### Stated exercise
Which lines hold the word "dans"? Copy each one.

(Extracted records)
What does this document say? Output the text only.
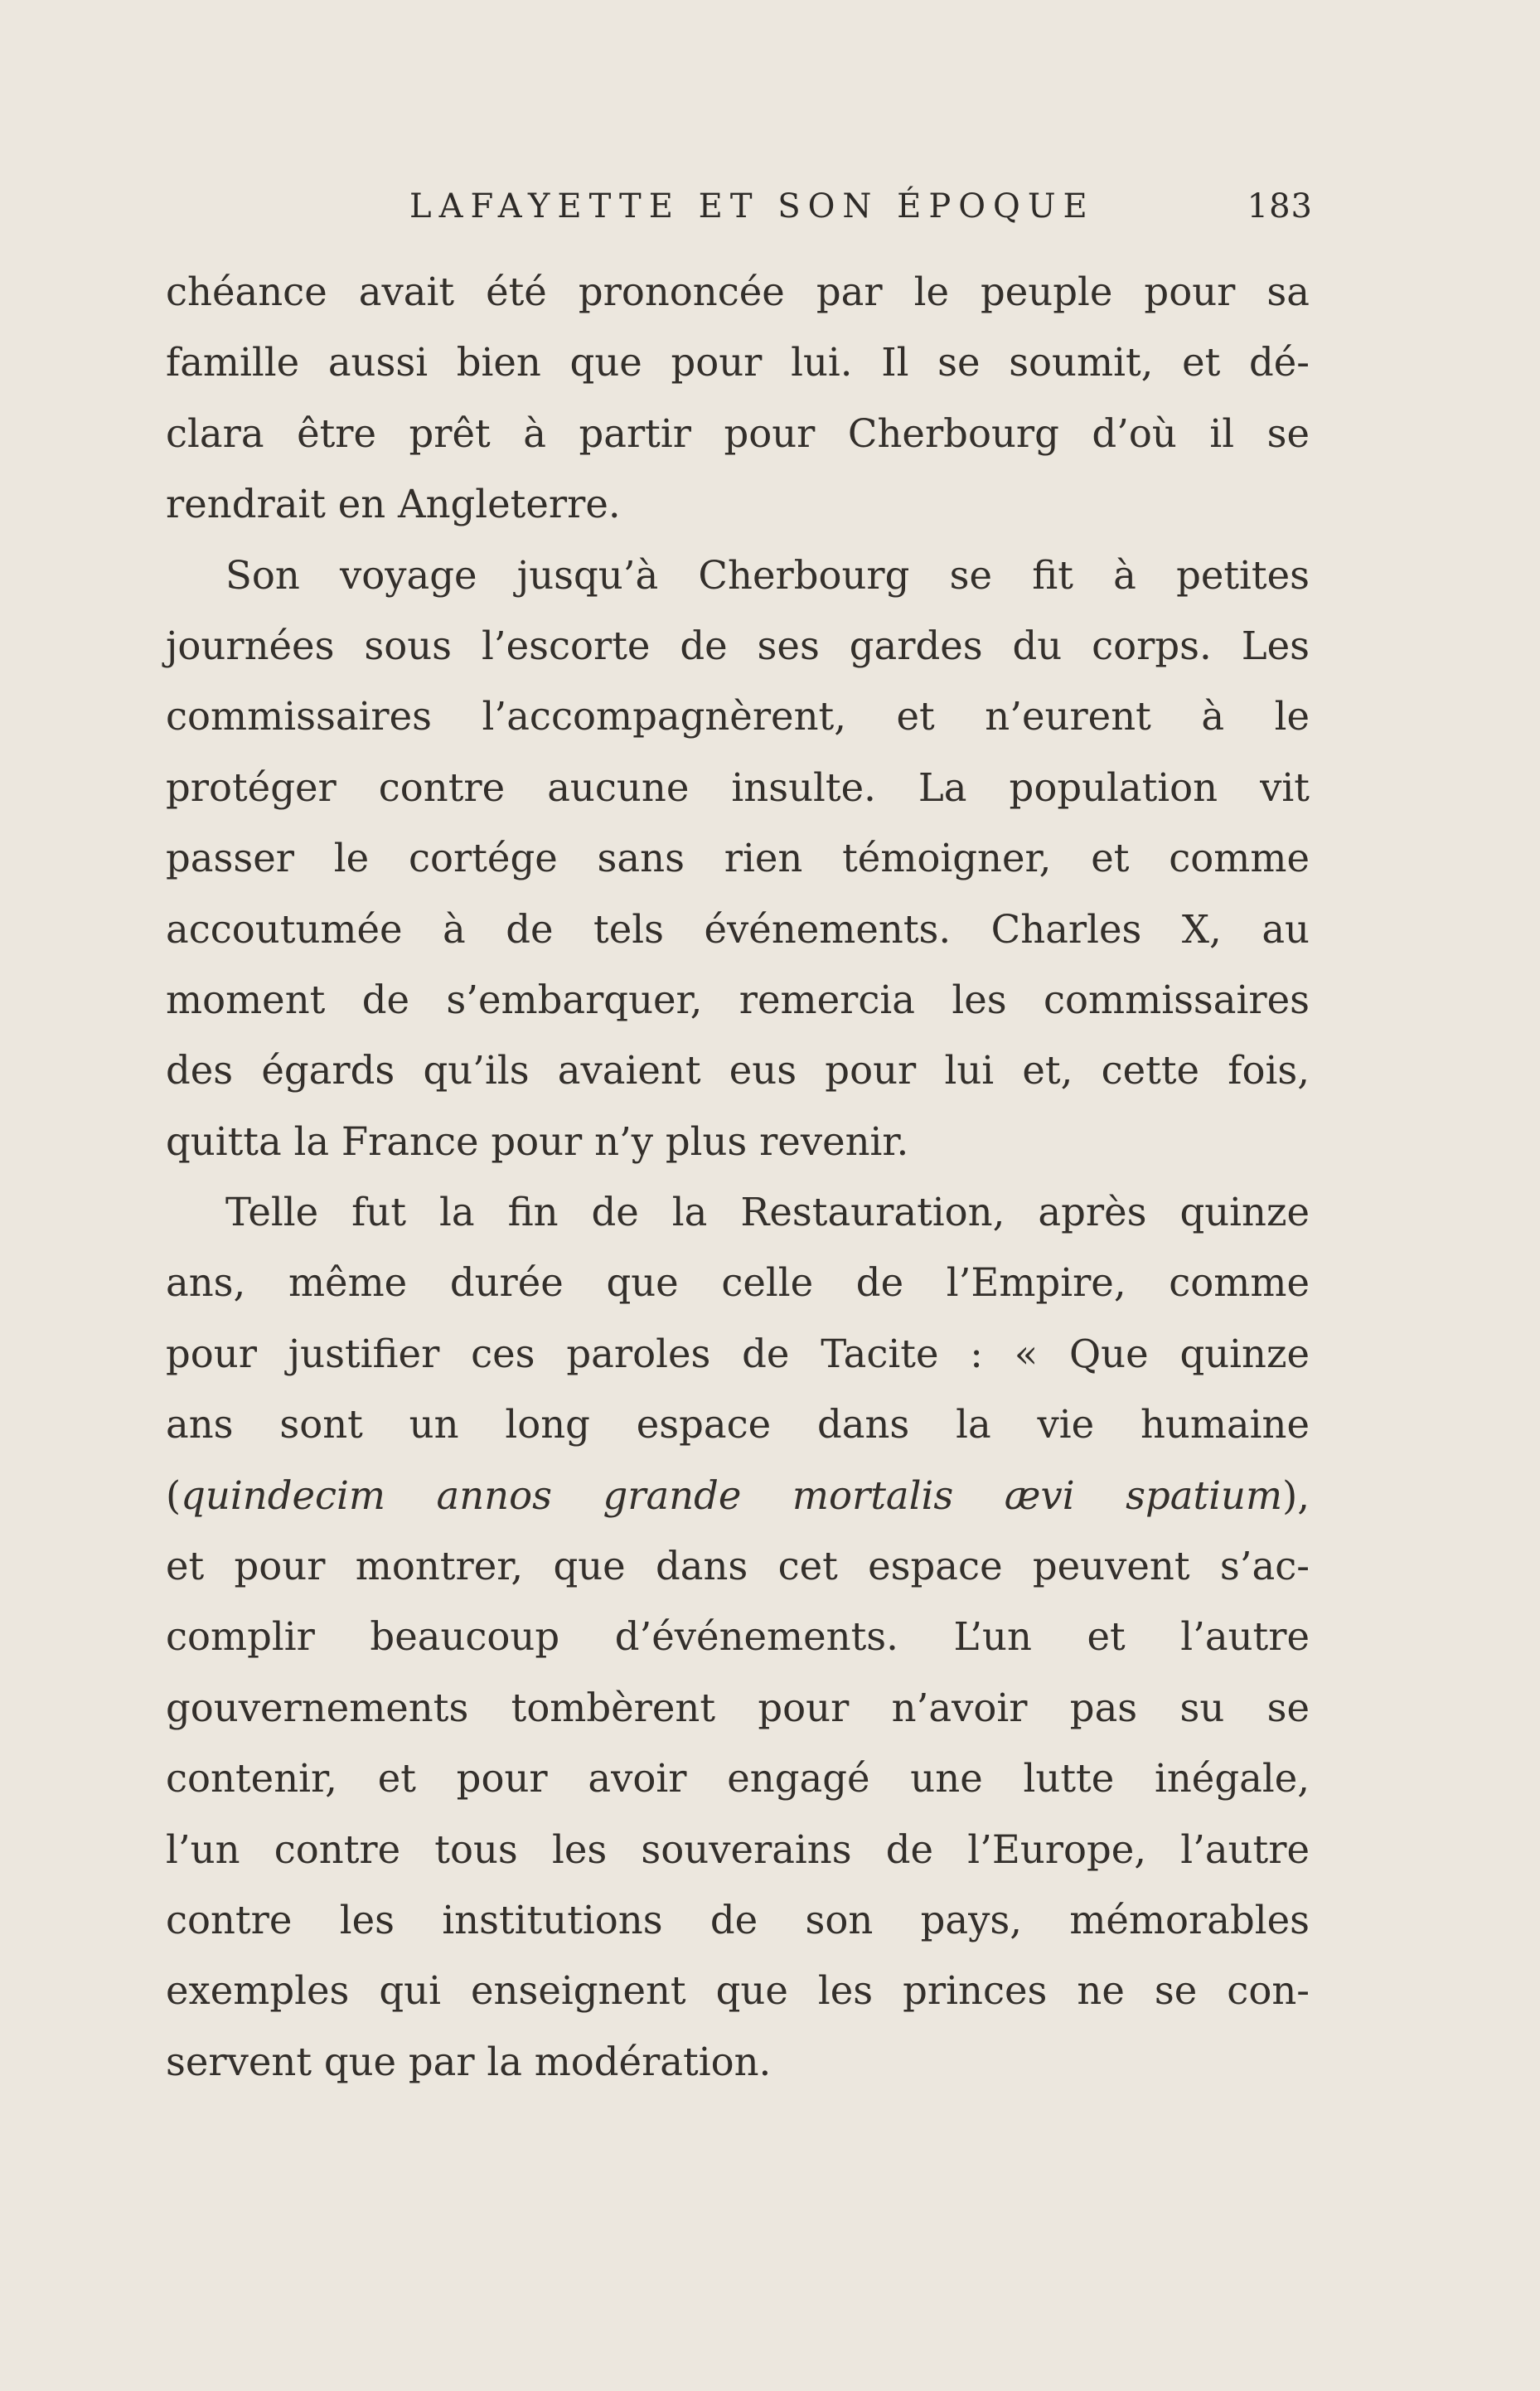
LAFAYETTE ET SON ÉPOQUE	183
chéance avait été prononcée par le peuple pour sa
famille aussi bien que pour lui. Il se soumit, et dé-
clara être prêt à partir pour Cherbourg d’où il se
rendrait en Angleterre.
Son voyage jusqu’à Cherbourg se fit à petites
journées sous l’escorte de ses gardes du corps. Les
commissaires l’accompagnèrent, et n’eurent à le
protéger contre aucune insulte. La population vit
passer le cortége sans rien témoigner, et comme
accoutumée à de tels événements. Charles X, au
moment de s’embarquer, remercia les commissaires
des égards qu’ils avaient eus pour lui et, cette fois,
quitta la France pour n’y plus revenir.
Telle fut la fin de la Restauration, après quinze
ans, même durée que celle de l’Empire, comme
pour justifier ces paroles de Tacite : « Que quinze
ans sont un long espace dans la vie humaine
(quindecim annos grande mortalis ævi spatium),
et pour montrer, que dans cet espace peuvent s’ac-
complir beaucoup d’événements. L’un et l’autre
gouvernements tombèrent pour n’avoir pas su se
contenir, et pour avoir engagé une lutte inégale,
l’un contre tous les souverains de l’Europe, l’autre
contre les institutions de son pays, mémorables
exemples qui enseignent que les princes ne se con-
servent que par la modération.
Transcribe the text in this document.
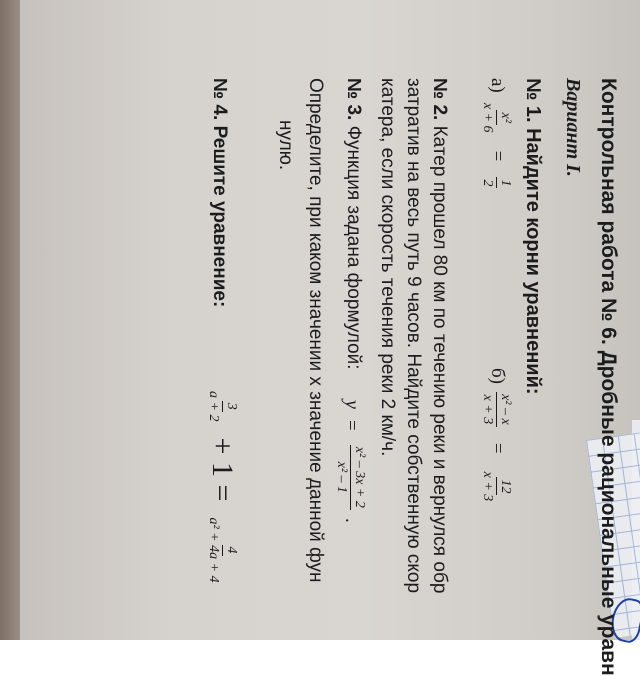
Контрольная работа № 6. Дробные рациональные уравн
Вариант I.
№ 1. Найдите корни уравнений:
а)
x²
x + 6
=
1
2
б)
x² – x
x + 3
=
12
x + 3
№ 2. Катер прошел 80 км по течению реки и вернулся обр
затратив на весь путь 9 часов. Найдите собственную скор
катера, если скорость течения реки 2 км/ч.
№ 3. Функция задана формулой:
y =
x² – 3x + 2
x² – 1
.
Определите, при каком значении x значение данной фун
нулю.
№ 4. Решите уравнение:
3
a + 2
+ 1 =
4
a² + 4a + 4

### Final answer
ans sont un long espace dans la vie humaine
et pour montrer, que dans cet espace peuvent s’ac-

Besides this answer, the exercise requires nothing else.